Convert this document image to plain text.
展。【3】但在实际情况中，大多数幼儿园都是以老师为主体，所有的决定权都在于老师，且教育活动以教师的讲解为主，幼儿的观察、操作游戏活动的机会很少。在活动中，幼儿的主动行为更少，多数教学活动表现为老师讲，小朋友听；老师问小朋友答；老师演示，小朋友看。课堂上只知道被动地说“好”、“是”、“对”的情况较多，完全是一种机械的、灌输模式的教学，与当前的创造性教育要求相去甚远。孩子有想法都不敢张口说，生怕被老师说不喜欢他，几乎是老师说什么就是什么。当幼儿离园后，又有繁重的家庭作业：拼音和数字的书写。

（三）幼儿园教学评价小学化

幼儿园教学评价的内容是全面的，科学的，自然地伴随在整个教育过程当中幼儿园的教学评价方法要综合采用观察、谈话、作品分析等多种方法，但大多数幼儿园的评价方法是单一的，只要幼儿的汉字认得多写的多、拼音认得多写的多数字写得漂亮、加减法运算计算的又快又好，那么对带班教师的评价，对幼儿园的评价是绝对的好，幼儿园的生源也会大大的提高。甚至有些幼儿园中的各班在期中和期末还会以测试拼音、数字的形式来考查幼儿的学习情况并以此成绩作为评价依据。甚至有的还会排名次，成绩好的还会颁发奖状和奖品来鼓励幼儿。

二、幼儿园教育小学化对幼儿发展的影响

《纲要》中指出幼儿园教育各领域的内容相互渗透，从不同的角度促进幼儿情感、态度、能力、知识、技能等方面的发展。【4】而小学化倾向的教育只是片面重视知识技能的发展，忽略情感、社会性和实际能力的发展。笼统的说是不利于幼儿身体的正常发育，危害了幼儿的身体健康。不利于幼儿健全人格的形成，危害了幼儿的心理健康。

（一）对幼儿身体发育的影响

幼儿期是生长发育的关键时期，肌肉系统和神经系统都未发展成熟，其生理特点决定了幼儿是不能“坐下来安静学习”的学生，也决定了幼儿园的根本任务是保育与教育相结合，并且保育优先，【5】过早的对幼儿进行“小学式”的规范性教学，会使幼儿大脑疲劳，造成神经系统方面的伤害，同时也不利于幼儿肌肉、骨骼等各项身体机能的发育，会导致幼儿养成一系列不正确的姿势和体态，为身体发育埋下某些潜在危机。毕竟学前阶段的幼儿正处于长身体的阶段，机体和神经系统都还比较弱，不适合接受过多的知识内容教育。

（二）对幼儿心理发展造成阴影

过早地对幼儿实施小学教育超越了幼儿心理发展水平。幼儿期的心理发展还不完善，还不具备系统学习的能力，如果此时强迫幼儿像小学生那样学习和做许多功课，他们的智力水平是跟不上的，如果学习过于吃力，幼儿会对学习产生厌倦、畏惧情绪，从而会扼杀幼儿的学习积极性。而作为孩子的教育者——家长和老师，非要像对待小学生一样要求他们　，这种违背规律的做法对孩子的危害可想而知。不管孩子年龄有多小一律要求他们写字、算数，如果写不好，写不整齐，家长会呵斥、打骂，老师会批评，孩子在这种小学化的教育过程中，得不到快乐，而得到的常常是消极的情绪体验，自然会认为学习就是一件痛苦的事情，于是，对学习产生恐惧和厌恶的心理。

> WHAT YOU ARE ASKED TO DO: Above are the records; retype every one exactly.

> TASK RESULT:
Convert this document image to plain text.
展。【3】但在实际情况中，大多数幼儿园都是以老师为主体，所有的决定权都在于老师，且教育活动以教师的讲解为主，幼儿的观察、操作游戏活动的机会很少。在活动中，幼儿的主动行为更少，多数教学活动表现为老师讲，小朋友听；老师问小朋友答；老师演示，小朋友看。课堂上只知道被动地说“好”、“是”、“对”的情况较多，完全是一种机械的、灌输模式的教学，与当前的创造性教育要求相去甚远。孩子有想法都不敢张口说，生怕被老师说不喜欢他，几乎是老师说什么就是什么。当幼儿离园后，又有繁重的家庭作业：拼音和数字的书写。

（三）幼儿园教学评价小学化

幼儿园教学评价的内容是全面的，科学的，自然地伴随在整个教育过程当中幼儿园的教学评价方法要综合采用观察、谈话、作品分析等多种方法，但大多数幼儿园的评价方法是单一的，只要幼儿的汉字认得多写的多、拼音认得多写的多数字写得漂亮、加减法运算计算的又快又好，那么对带班教师的评价，对幼儿园的评价是绝对的好，幼儿园的生源也会大大的提高。甚至有些幼儿园中的各班在期中和期末还会以测试拼音、数字的形式来考查幼儿的学习情况并以此成绩作为评价依据。甚至有的还会排名次，成绩好的还会颁发奖状和奖品来鼓励幼儿。

二、幼儿园教育小学化对幼儿发展的影响

《纲要》中指出幼儿园教育各领域的内容相互渗透，从不同的角度促进幼儿情感、态度、能力、知识、技能等方面的发展。【4】而小学化倾向的教育只是片面重视知识技能的发展，忽略情感、社会性和实际能力的发展。笼统的说是不利于幼儿身体的正常发育，危害了幼儿的身体健康。不利于幼儿健全人格的形成，危害了幼儿的心理健康。

（一）对幼儿身体发育的影响

幼儿期是生长发育的关键时期，肌肉系统和神经系统都未发展成熟，其生理特点决定了幼儿是不能“坐下来安静学习”的学生，也决定了幼儿园的根本任务是保育与教育相结合，并且保育优先，【5】过早的对幼儿进行“小学式”的规范性教学，会使幼儿大脑疲劳，造成神经系统方面的伤害，同时也不利于幼儿肌肉、骨骼等各项身体机能的发育，会导致幼儿养成一系列不正确的姿势和体态，为身体发育埋下某些潜在危机。毕竟学前阶段的幼儿正处于长身体的阶段，机体和神经系统都还比较弱，不适合接受过多的知识内容教育。

（二）对幼儿心理发展造成阴影

过早地对幼儿实施小学教育超越了幼儿心理发展水平。幼儿期的心理发展还不完善，还不具备系统学习的能力，如果此时强迫幼儿像小学生那样学习和做许多功课，他们的智力水平是跟不上的，如果学习过于吃力，幼儿会对学习产生厌倦、畏惧情绪，从而会扼杀幼儿的学习积极性。而作为孩子的教育者——家长和老师，非要像对待小学生一样要求他们　，这种违背规律的做法对孩子的危害可想而知。不管孩子年龄有多小一律要求他们写字、算数，如果写不好，写不整齐，家长会呵斥、打骂，老师会批评，孩子在这种小学化的教育过程中，得不到快乐，而得到的常常是消极的情绪体验，自然会认为学习就是一件痛苦的事情，于是，对学习产生恐惧和厌恶的心理。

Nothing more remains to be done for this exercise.